#### Directive:
Write out all the material exactly. Leave nothing out.

#### Records from a data source:
※ ※ ※
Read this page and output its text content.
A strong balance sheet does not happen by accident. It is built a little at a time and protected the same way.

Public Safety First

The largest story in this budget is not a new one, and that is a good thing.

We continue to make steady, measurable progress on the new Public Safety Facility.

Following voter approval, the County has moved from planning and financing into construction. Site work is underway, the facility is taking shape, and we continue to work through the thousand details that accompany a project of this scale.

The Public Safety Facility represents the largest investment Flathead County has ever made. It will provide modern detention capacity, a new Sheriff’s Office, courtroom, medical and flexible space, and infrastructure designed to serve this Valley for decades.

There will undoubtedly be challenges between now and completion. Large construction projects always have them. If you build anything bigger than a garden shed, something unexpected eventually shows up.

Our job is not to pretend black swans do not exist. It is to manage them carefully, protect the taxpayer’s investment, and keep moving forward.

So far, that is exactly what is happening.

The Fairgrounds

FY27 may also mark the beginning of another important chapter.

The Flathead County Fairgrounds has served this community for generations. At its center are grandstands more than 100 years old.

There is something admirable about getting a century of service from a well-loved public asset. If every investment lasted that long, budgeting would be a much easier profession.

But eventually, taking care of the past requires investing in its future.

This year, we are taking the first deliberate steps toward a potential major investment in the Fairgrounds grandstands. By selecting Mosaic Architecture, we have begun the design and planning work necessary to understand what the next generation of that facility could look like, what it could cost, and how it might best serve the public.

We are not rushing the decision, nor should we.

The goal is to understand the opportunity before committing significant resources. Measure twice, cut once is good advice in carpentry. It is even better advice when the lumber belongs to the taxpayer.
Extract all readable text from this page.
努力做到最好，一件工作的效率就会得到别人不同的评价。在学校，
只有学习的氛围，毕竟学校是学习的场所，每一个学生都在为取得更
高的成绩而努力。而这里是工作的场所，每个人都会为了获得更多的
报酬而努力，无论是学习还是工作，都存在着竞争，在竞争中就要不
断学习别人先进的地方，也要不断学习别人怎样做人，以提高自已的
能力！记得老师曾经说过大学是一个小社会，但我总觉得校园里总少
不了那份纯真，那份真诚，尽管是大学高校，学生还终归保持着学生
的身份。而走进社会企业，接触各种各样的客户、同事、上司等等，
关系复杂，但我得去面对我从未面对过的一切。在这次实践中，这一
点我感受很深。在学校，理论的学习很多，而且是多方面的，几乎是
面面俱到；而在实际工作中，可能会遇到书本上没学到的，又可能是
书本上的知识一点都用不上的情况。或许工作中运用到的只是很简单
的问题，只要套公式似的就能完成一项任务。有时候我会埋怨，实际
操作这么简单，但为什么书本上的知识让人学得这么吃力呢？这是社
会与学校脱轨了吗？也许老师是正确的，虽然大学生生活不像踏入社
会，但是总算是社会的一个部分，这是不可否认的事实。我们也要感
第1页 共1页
※ ※ ※
#### The solution:
Read this page and output its text content.
A strong balance sheet does not happen by accident. It is built a little at a time and protected the same way.

Public Safety First

The largest story in this budget is not a new one, and that is a good thing.

We continue to make steady, measurable progress on the new Public Safety Facility.

Following voter approval, the County has moved from planning and financing into construction. Site work is underway, the facility is taking shape, and we continue to work through the thousand details that accompany a project of this scale.

The Public Safety Facility represents the largest investment Flathead County has ever made. It will provide modern detention capacity, a new Sheriff’s Office, courtroom, medical and flexible space, and infrastructure designed to serve this Valley for decades.

There will undoubtedly be challenges between now and completion. Large construction projects always have them. If you build anything bigger than a garden shed, something unexpected eventually shows up.

Our job is not to pretend black swans do not exist. It is to manage them carefully, protect the taxpayer’s investment, and keep moving forward.

So far, that is exactly what is happening.

The Fairgrounds

FY27 may also mark the beginning of another important chapter.

The Flathead County Fairgrounds has served this community for generations. At its center are grandstands more than 100 years old.

There is something admirable about getting a century of service from a well-loved public asset. If every investment lasted that long, budgeting would be a much easier profession.

But eventually, taking care of the past requires investing in its future.

This year, we are taking the first deliberate steps toward a potential major investment in the Fairgrounds grandstands. By selecting Mosaic Architecture, we have begun the design and planning work necessary to understand what the next generation of that facility could look like, what it could cost, and how it might best serve the public.

We are not rushing the decision, nor should we.

The goal is to understand the opportunity before committing significant resources. Measure twice, cut once is good advice in carpentry. It is even better advice when the lumber belongs to the taxpayer.
Extract all readable text from this page.
努力做到最好，一件工作的效率就会得到别人不同的评价。在学校，
只有学习的氛围，毕竟学校是学习的场所，每一个学生都在为取得更
高的成绩而努力。而这里是工作的场所，每个人都会为了获得更多的
报酬而努力，无论是学习还是工作，都存在着竞争，在竞争中就要不
断学习别人先进的地方，也要不断学习别人怎样做人，以提高自已的
能力！记得老师曾经说过大学是一个小社会，但我总觉得校园里总少
不了那份纯真，那份真诚，尽管是大学高校，学生还终归保持着学生
的身份。而走进社会企业，接触各种各样的客户、同事、上司等等，
关系复杂，但我得去面对我从未面对过的一切。在这次实践中，这一
点我感受很深。在学校，理论的学习很多，而且是多方面的，几乎是
面面俱到；而在实际工作中，可能会遇到书本上没学到的，又可能是
书本上的知识一点都用不上的情况。或许工作中运用到的只是很简单
的问题，只要套公式似的就能完成一项任务。有时候我会埋怨，实际
操作这么简单，但为什么书本上的知识让人学得这么吃力呢？这是社
会与学校脱轨了吗？也许老师是正确的，虽然大学生生活不像踏入社
会，但是总算是社会的一个部分，这是不可否认的事实。我们也要感
第1页 共1页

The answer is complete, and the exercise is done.